Page excerpt: Begin
KPXO-TV
- Kaneohe–Honolulu, Hawaii; United States;
- City: Kaneohe, Hawaii
- Channels: Digital: 32 (UHF); Virtual: 66;

Programming
- Affiliations: 66.1: Ion Television; for others, see § Subchannels;

Ownership
- Owner: Inyo Broadcast Holdings; (Inyo Broadcast Licenses LLC);

History
- First air date: August 31, 1998
- Former channel numbers: Analog: 66 (UHF, 1998–2009); Digital: 41 (UHF, until 2019);
- Call sign meaning: Pax TV Oahu

Technical information
- Licensing authority: FCC
- Facility ID: 77483
- ERP: DTS1: 0.68 kW; DTS2: 17 kW;
- HAAT: DTS1: 80.9 m (265 ft); DTS2: 713 m (2,339 ft);
- Transmitter coordinates: DTS1: 21°25′20.5″N 157°45′25.1″W﻿ / ﻿21.422361°N 157.756972°W; DTS2: 21°24′11.8″N 158°5′52.8″W﻿ / ﻿21.403278°N 158.098000°W;

Links
- Public license information: Public file; LMS;
- Website: iontelevision.com

= KPXO-TV =

Television station in Kaneohe, Hawaii

KPXO-TV (channel 66) is a television station licensed to Kaneohe, Hawaii, United States, serving the Hawaiian Islands as an affiliate of Ion Television. Owned by Inyo Broadcast Holdings, KPXO-TV maintains offices on Waimanu Street in Honolulu. It broadcasts from a two-site distributed transmission system, with transmitters at Kailua and Akupu, Hawaii.
Page excerpt: End
Exercise data: Begin
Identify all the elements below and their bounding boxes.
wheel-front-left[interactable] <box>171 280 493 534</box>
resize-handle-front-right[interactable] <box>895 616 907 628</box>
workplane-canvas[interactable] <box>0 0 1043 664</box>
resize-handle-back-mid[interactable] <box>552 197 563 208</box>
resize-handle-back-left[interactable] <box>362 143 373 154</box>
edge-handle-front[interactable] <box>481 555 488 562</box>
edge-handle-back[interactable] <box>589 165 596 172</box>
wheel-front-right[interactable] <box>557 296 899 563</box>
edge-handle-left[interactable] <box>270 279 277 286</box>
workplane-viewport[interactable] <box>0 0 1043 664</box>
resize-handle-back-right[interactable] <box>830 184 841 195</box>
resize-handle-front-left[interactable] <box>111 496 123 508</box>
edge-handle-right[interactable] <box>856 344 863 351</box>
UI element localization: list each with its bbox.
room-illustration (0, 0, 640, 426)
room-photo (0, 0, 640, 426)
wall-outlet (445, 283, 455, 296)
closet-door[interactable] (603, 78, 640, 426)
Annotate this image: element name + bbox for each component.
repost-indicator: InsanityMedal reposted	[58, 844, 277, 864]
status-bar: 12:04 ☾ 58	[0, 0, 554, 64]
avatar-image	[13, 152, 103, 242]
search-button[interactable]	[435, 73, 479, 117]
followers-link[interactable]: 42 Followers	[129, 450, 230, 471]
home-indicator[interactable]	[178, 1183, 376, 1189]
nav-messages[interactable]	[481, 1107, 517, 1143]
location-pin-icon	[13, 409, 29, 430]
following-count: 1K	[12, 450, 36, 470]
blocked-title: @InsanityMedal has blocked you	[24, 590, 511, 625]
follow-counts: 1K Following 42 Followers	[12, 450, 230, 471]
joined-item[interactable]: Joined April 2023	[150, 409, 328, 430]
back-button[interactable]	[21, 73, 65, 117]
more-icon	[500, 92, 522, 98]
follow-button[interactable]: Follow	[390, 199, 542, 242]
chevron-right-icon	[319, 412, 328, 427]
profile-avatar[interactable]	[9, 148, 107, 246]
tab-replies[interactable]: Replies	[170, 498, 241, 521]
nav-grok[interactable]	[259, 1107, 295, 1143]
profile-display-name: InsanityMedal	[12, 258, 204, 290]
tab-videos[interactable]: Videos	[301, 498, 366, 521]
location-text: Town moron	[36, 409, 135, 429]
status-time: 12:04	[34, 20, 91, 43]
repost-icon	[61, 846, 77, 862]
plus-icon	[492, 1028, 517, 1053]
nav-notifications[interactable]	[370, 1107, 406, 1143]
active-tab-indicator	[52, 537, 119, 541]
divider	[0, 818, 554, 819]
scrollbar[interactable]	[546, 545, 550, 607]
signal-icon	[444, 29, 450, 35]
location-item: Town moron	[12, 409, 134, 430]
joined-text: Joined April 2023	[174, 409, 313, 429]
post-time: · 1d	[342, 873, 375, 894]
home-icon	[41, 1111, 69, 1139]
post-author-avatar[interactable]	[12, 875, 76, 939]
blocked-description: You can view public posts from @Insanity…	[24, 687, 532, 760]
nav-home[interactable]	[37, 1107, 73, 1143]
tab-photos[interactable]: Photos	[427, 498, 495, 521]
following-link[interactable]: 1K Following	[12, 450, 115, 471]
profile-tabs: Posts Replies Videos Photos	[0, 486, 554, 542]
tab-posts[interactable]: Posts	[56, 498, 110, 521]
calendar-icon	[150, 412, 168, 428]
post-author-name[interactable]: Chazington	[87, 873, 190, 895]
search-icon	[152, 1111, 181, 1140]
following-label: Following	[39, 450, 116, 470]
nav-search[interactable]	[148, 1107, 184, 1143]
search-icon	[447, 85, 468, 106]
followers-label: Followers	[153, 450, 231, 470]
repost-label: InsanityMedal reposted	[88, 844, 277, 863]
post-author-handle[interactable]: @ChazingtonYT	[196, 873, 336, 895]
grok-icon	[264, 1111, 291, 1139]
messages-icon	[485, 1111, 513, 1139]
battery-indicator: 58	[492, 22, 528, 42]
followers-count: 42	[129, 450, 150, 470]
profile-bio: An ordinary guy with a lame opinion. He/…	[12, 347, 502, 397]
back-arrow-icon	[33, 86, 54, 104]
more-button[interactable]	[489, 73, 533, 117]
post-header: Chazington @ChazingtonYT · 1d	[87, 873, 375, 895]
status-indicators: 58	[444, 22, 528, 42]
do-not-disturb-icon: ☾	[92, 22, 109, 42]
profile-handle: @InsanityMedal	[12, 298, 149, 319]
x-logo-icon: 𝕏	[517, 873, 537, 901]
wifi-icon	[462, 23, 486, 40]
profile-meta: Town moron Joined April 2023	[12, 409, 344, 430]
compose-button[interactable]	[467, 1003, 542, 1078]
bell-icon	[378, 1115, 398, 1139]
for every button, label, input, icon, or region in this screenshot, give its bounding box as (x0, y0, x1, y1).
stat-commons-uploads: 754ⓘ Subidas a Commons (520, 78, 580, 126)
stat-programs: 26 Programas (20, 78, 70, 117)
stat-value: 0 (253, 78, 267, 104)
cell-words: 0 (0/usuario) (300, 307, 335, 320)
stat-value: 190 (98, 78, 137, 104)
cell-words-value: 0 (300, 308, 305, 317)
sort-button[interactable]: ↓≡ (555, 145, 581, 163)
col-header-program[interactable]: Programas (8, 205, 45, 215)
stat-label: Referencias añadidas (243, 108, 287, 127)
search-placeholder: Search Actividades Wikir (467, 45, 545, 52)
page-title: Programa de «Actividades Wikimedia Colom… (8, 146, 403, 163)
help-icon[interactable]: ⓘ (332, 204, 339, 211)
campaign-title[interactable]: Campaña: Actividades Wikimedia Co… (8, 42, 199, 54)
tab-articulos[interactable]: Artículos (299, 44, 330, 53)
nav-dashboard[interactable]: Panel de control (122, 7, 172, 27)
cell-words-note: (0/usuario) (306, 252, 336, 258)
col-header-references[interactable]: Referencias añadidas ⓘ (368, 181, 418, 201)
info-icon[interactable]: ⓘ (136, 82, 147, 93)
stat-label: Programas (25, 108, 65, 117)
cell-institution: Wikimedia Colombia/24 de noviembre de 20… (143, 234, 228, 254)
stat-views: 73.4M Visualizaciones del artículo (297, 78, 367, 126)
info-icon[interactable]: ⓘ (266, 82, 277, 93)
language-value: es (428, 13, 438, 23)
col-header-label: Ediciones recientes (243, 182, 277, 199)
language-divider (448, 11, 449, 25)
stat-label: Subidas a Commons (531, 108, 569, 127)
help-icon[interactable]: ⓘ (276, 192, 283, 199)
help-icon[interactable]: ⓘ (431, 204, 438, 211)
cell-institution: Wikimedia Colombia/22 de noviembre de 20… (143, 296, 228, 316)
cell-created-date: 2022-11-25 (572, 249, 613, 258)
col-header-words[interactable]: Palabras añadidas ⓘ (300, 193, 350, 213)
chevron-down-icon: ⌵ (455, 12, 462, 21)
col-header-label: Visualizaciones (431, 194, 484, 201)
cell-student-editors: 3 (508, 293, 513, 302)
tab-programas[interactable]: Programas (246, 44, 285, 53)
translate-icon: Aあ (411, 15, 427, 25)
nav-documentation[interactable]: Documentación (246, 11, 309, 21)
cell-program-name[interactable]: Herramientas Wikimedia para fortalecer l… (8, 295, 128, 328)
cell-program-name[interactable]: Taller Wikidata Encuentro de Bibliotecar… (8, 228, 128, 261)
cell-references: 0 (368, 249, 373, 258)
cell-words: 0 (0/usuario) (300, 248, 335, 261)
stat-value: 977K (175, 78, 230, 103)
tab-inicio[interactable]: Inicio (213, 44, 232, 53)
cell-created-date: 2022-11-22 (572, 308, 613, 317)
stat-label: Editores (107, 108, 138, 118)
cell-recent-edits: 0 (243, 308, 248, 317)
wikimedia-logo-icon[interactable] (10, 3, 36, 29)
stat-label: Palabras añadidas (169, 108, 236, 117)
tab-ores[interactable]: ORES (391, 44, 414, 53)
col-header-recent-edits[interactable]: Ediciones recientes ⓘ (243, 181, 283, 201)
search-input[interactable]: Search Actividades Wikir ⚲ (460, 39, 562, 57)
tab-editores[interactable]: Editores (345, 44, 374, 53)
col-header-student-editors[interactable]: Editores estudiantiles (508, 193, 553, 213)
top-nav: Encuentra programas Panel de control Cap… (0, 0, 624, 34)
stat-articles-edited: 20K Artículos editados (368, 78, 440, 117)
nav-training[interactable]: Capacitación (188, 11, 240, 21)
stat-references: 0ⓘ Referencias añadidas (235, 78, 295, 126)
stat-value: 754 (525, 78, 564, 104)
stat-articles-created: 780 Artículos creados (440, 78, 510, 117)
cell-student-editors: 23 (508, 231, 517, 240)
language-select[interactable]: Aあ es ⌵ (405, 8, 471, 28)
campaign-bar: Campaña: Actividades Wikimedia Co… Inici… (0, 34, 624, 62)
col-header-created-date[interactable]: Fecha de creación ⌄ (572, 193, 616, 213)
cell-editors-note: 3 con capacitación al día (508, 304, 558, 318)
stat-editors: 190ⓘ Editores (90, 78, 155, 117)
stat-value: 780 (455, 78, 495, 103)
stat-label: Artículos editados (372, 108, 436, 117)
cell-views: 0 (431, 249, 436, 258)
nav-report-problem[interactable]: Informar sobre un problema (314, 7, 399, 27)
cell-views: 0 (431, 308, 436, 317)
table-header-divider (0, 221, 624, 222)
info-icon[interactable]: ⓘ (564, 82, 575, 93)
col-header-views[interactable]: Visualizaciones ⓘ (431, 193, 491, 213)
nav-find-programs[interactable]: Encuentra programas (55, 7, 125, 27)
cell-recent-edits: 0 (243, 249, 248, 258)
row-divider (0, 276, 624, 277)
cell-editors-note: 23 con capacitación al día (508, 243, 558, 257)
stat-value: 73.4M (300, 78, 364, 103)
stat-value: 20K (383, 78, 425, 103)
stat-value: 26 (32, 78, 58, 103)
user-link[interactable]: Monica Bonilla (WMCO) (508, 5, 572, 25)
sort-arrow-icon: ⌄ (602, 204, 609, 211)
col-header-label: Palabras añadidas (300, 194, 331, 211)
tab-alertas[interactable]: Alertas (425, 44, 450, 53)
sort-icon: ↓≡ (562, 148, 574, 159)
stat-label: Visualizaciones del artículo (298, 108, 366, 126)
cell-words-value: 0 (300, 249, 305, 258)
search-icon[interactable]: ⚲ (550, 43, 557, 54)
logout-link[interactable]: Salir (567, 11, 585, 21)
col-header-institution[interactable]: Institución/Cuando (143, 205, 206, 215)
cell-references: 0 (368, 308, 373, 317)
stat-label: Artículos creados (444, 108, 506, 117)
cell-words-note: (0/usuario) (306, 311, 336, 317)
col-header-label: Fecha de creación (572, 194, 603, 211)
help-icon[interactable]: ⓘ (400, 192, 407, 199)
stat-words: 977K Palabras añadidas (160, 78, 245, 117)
Exercise data: End
= Complete the following =
**a.** Which section headings divide the station details at the top of the KPXO-TV text? List them in order.
**b.** According to the KPXO-TV text, what does the call sign stand for?
**c.** Carry on the KPXO-TV article from its final sentence.

= Expected responses =
**a.** Programming, Ownership, History, Technical information, Links

**b.** Pax TV Oahu

**c.**
KPXO-TV was a charter affiliate of the network when it began as Pax TV in 1998. Even though it does not have any satellite stations, KPXO-TV is available on cable statewide.

==Technical information==
===Subchannels===
The station's signal is multiplexed:

Subchannels of KPXO-TV
| Channel | Res. | Short name | Programming |
| 66.1 | 720p | ION | Ion Television |
| 66.2 | CourtTV | Court TV |
| 66.3 | 480i | Mystery | Ion Mystery |
| 66.4 | IONPlus | Ion Plus |
| 66.5 | BUSTED | Busted |
| 66.6 | GameSho | Game Show Central |
| 66.7 | HSN | HSN |
| 66.8 | QVC | QVC |

===Analog-to-digital conversion===
In 2009, KPXO left analog channel 66, continuing on digital channel 41 when the analog to digital conversion was completed.

On April 13, 2017, the FCC announced that KPXO-TV would relocate to RF channel 32 by April 12, 2019 as a result of the broadcast incentive auction.